→ Your objective
Pictures stay out of your copy, but everything else in the records below must be repeated exactly.

Figure record listings:
****************
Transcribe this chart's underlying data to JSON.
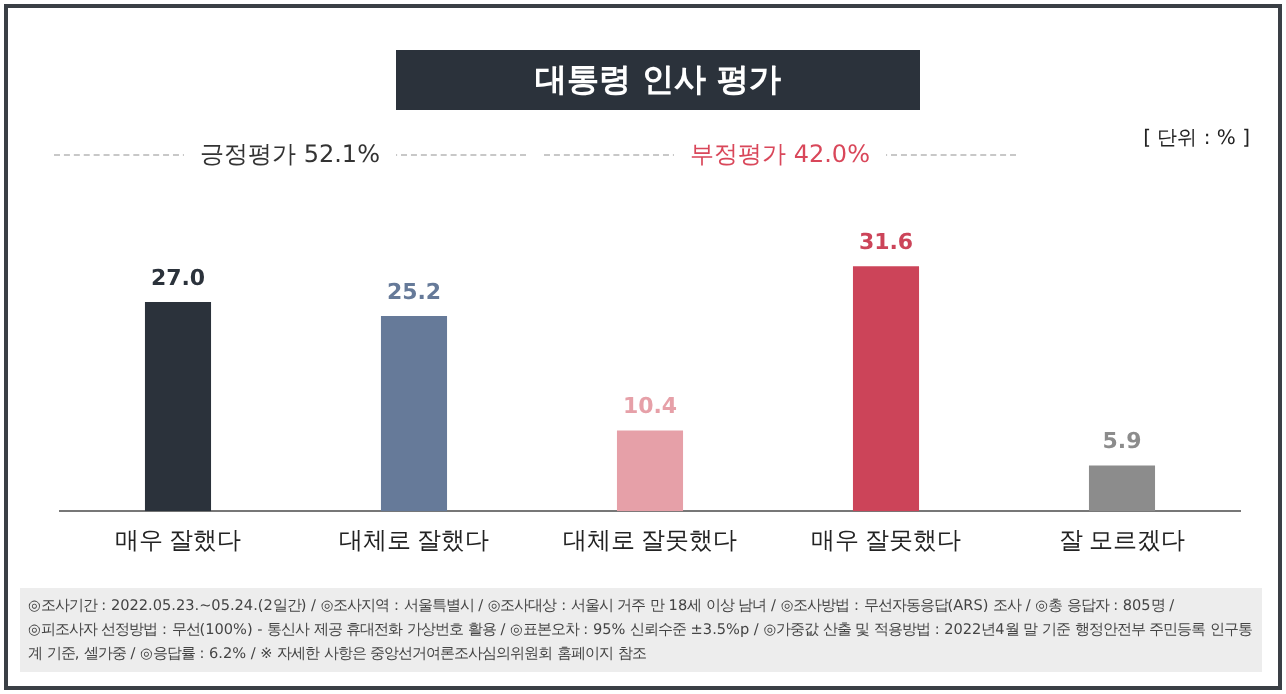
{
  "chart_data": {
    "type": "bar",
    "title": "대통령 인사 평가",
    "categories": [
      "매우 잘했다",
      "대체로 잘했다",
      "대체로 잘못했다",
      "매우 잘못했다",
      "잘 모르겠다"
    ],
    "values": [
      27.0,
      25.2,
      10.4,
      31.6,
      5.9
    ],
    "colors": [
      "#2b323b",
      "#667a99",
      "#e6a0a8",
      "#cc4459",
      "#8c8c8c"
    ],
    "value_labels": [
      "27.0",
      "25.2",
      "10.4",
      "31.6",
      "5.9"
    ],
    "grid": false,
    "legend": false,
    "annotations": [
      "[ 단위 : % ]",
      "긍정평가 52.1%",
      "부정평가 42.0%",
      "◎조사기간 : 2022.05.23.~05.24.(2일간) / ◎조사지역 : 서울특별시 / ◎조사대상 : 서울시 거주 만 18세 이상 남녀 / ◎조사방법 : 무선자동응답(ARS) 조사 / ◎총 응답자 : 805명 /",
      "◎피조사자 선정방법 : 무선(100%) - 통신사 제공 휴대전화 가상번호 활용 / ◎표본오차 : 95% 신뢰수준 ±3.5%p / ◎가중값 산출 및 적용방법 : 2022년4월 말 기준 행정안전부 주민등록 인구통계 기준, 셀가중 / ◎응답률 : 6.2% / ※ 자세한 사항은 중앙선거여론조사심의위원회 홈페이지 참조"
    ]
  }
}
****************
→ In response
Transcribe this chart's underlying data to JSON.
{
  "chart_data": {
    "type": "bar",
    "title": "대통령 인사 평가",
    "categories": [
      "매우 잘했다",
      "대체로 잘했다",
      "대체로 잘못했다",
      "매우 잘못했다",
      "잘 모르겠다"
    ],
    "values": [
      27.0,
      25.2,
      10.4,
      31.6,
      5.9
    ],
    "colors": [
      "#2b323b",
      "#667a99",
      "#e6a0a8",
      "#cc4459",
      "#8c8c8c"
    ],
    "value_labels": [
      "27.0",
      "25.2",
      "10.4",
      "31.6",
      "5.9"
    ],
    "grid": false,
    "legend": false,
    "annotations": [
      "[ 단위 : % ]",
      "긍정평가 52.1%",
      "부정평가 42.0%",
      "◎조사기간 : 2022.05.23.~05.24.(2일간) / ◎조사지역 : 서울특별시 / ◎조사대상 : 서울시 거주 만 18세 이상 남녀 / ◎조사방법 : 무선자동응답(ARS) 조사 / ◎총 응답자 : 805명 /",
      "◎피조사자 선정방법 : 무선(100%) - 통신사 제공 휴대전화 가상번호 활용 / ◎표본오차 : 95% 신뢰수준 ±3.5%p / ◎가중값 산출 및 적용방법 : 2022년4월 말 기준 행정안전부 주민등록 인구통계 기준, 셀가중 / ◎응답률 : 6.2% / ※ 자세한 사항은 중앙선거여론조사심의위원회 홈페이지 참조"
    ]
  }
}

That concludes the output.